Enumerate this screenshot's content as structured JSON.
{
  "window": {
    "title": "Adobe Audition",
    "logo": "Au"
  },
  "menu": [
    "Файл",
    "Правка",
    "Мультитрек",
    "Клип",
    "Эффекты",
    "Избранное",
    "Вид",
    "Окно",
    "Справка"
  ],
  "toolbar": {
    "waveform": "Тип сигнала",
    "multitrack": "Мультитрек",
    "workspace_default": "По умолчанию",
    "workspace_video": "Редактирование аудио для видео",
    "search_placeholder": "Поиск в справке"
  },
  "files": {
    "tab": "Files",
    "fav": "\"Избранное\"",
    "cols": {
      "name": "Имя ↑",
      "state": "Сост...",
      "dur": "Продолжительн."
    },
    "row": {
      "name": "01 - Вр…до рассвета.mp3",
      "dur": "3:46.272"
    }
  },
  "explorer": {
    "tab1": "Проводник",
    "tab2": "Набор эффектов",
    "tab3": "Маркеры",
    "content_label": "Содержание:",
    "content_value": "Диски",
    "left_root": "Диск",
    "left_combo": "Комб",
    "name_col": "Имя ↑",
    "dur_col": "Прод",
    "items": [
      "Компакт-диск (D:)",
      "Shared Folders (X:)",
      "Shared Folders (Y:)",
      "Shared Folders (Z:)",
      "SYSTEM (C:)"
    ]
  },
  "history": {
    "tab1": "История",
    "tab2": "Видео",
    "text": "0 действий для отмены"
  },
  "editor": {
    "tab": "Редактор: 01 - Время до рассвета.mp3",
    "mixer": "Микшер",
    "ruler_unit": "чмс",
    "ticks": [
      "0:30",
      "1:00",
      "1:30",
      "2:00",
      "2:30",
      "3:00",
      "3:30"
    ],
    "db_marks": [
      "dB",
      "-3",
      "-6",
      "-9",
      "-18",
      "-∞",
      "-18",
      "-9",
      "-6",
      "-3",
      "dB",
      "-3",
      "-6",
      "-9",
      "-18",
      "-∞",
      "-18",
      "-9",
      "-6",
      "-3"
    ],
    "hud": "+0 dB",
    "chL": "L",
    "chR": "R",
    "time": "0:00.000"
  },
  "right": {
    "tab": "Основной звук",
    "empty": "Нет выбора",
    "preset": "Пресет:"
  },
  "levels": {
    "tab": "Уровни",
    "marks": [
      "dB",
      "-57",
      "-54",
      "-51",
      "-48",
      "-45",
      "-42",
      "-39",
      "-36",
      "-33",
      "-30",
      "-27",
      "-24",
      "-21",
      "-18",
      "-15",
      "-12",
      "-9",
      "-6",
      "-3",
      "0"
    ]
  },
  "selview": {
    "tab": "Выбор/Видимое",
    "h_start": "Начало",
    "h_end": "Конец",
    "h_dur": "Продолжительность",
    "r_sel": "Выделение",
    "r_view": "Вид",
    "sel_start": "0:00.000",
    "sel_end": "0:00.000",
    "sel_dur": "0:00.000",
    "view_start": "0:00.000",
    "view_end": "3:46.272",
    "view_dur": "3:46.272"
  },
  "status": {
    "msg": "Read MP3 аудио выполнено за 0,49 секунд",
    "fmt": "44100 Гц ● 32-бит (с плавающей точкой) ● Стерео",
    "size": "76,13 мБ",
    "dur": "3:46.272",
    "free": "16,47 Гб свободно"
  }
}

● ● ● ● ● ● ●

THE TASK: Go through the records and pull out each line that includes the word "рассвета".

ANSWER BELOW:
      "name": "01 - Вр…до рассвета.mp3",
    "tab": "Редактор: 01 - Время до рассвета.mp3",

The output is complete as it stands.